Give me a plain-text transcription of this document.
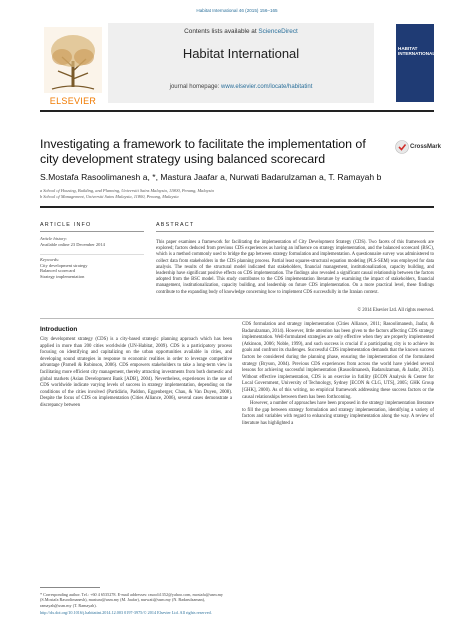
Habitat International 46 (2015) 156–165
ELSEVIER
Contents lists available at ScienceDirect
Habitat International
journal homepage: www.elsevier.com/locate/habitatint
HABITAT INTERNATIONAL
Investigating a framework to facilitate the implementation of city development strategy using balanced scorecard
CrossMark
S.Mostafa Rasoolimanesh a, *, Mastura Jaafar a, Nurwati Badarulzaman a, T. Ramayah b
a School of Housing, Building, and Planning, Universiti Sains Malaysia, 11800, Penang, Malaysia
b School of Management, Universiti Sains Malaysia, 11800, Penang, Malaysia
ARTICLE INFO
Article history:
Available online 23 December 2014
Keywords:
City development strategy
Balanced scorecard
Strategy implementation
ABSTRACT
This paper examines a framework for facilitating the implementation of City Development Strategy (CDS). Two facets of this framework are explored; factors deduced from previous CDS experiences as having an influence on strategy implementation, and the balanced scorecard (BSC), which is a method commonly used to bridge the gap between strategy formulation and implementation. A questionnaire survey was administered to collect data from stakeholders in the CDS planning process. Partial least squares-structural equation modeling (PLS-SEM) was employed for data analysis. The results of the structural model indicated that stakeholders, financial management, institutionalization, capacity building, and leadership have significant positive effects on CDS implementation. The findings also revealed a significant causal relationship between the factors adopted from the BSC model. This study contributes to the CDS implementation literature by examining the impact of stakeholders, financial management, institutionalization, capacity building, and leadership on future CDS implementation. On a more practical level, these findings contribute to the expanding body of knowledge concerning how to implement CDS successfully in the Iranian context.
© 2014 Elsevier Ltd. All rights reserved.
Introduction
City development strategy (CDS) is a city-based strategic planning approach which has been applied in more than 200 cities worldwide (UN-Habitat, 2009). CDS is a participatory process focusing on identifying and capitalizing on the urban opportunities available in cities, and developing sound strategies in response to economic realities in order to leverage competitive advantage (Parnell & Robinson, 2006). CDS empowers stakeholders to take a long-term view in facilitating more efficient city management, thereby attracting investments from both domestic and global markets (Asian Development Bank [ADB], 2004). Nevertheless, experiences in the use of CDS worldwide indicate varying levels of success in strategy implementation, depending on the conditions of the cities involved (Partidário, Paddon, Eggenberger, Chau, & Van Duyen, 2008). Despite the focus of CDS on implementation (Cities Alliance, 2006), several cases demonstrate a discrepancy between
CDS formulation and strategy implementation (Cities Alliance, 2011; Rasoolimanesh, Jaafar, & Badarulzaman, 2014). However, little attention has been given to the factors affecting CDS strategy implementation. Well-formulated strategies are only effective when they are properly implemented (Atkinson, 2006; Noble, 1999), and such success is crucial if a participating city is to achieve its goals and confront its challenges. Successful CDS implementation demands that the known success factors be considered during the planning phase, ensuring the implementation of the formulated strategy (Bryson, 2004). Previous CDS experiences from across the world have yielded several lessons for achieving successful implementation (Rasoolimanesh, Badarulzaman, & Jaafar, 2013). Without effective implementation, CDS is an exercise in futility (ECON Analysis & Center for Local Government, University of Technology, Sydney [ECON & CLG, UTS], 2005; GHK Group [GHK], 2000). As of this writing, no empirical framework addressing these success factors or the causal relationships between them has been forthcoming.
However, a number of approaches have been proposed in the strategy implementation literature to fill the gap between strategy formulation and strategy implementation, identifying a variety of factors and variables with regard to enhancing strategy implementation along the way. A review of literature has highlighted a
* Corresponding author. Tel.: +60 4 6535278. E-mail addresses: rasooli1352@yahoo.com, mostafa@usm.my (S.Mostafa Rasoolimanesh), mastura@usm.my (M. Jaafar), nurwati@usm.my (N. Badarulzaman), ramayah@usm.my (T. Ramayah).
http://dx.doi.org/10.1016/j.habitatint.2014.12.003 0197-3975/© 2014 Elsevier Ltd. All rights reserved.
* * *
**Given request:** Leave out the pictures and output every record above precisely as given.

**Full response:**
Give me a plain-text transcription of this document.
Habitat International 46 (2015) 156–165
ELSEVIER
Contents lists available at ScienceDirect
Habitat International
journal homepage: www.elsevier.com/locate/habitatint
HABITAT INTERNATIONAL
Investigating a framework to facilitate the implementation of city development strategy using balanced scorecard
CrossMark
S.Mostafa Rasoolimanesh a, *, Mastura Jaafar a, Nurwati Badarulzaman a, T. Ramayah b
a School of Housing, Building, and Planning, Universiti Sains Malaysia, 11800, Penang, Malaysia
b School of Management, Universiti Sains Malaysia, 11800, Penang, Malaysia
ARTICLE INFO
Article history:
Available online 23 December 2014
Keywords:
City development strategy
Balanced scorecard
Strategy implementation
ABSTRACT
This paper examines a framework for facilitating the implementation of City Development Strategy (CDS). Two facets of this framework are explored; factors deduced from previous CDS experiences as having an influence on strategy implementation, and the balanced scorecard (BSC), which is a method commonly used to bridge the gap between strategy formulation and implementation. A questionnaire survey was administered to collect data from stakeholders in the CDS planning process. Partial least squares-structural equation modeling (PLS-SEM) was employed for data analysis. The results of the structural model indicated that stakeholders, financial management, institutionalization, capacity building, and leadership have significant positive effects on CDS implementation. The findings also revealed a significant causal relationship between the factors adopted from the BSC model. This study contributes to the CDS implementation literature by examining the impact of stakeholders, financial management, institutionalization, capacity building, and leadership on future CDS implementation. On a more practical level, these findings contribute to the expanding body of knowledge concerning how to implement CDS successfully in the Iranian context.
© 2014 Elsevier Ltd. All rights reserved.
Introduction
City development strategy (CDS) is a city-based strategic planning approach which has been applied in more than 200 cities worldwide (UN-Habitat, 2009). CDS is a participatory process focusing on identifying and capitalizing on the urban opportunities available in cities, and developing sound strategies in response to economic realities in order to leverage competitive advantage (Parnell & Robinson, 2006). CDS empowers stakeholders to take a long-term view in facilitating more efficient city management, thereby attracting investments from both domestic and global markets (Asian Development Bank [ADB], 2004). Nevertheless, experiences in the use of CDS worldwide indicate varying levels of success in strategy implementation, depending on the conditions of the cities involved (Partidário, Paddon, Eggenberger, Chau, & Van Duyen, 2008). Despite the focus of CDS on implementation (Cities Alliance, 2006), several cases demonstrate a discrepancy between
CDS formulation and strategy implementation (Cities Alliance, 2011; Rasoolimanesh, Jaafar, & Badarulzaman, 2014). However, little attention has been given to the factors affecting CDS strategy implementation. Well-formulated strategies are only effective when they are properly implemented (Atkinson, 2006; Noble, 1999), and such success is crucial if a participating city is to achieve its goals and confront its challenges. Successful CDS implementation demands that the known success factors be considered during the planning phase, ensuring the implementation of the formulated strategy (Bryson, 2004). Previous CDS experiences from across the world have yielded several lessons for achieving successful implementation (Rasoolimanesh, Badarulzaman, & Jaafar, 2013). Without effective implementation, CDS is an exercise in futility (ECON Analysis & Center for Local Government, University of Technology, Sydney [ECON & CLG, UTS], 2005; GHK Group [GHK], 2000). As of this writing, no empirical framework addressing these success factors or the causal relationships between them has been forthcoming.
However, a number of approaches have been proposed in the strategy implementation literature to fill the gap between strategy formulation and strategy implementation, identifying a variety of factors and variables with regard to enhancing strategy implementation along the way. A review of literature has highlighted a
* Corresponding author. Tel.: +60 4 6535278. E-mail addresses: rasooli1352@yahoo.com, mostafa@usm.my (S.Mostafa Rasoolimanesh), mastura@usm.my (M. Jaafar), nurwati@usm.my (N. Badarulzaman), ramayah@usm.my (T. Ramayah).
http://dx.doi.org/10.1016/j.habitatint.2014.12.003 0197-3975/© 2014 Elsevier Ltd. All rights reserved.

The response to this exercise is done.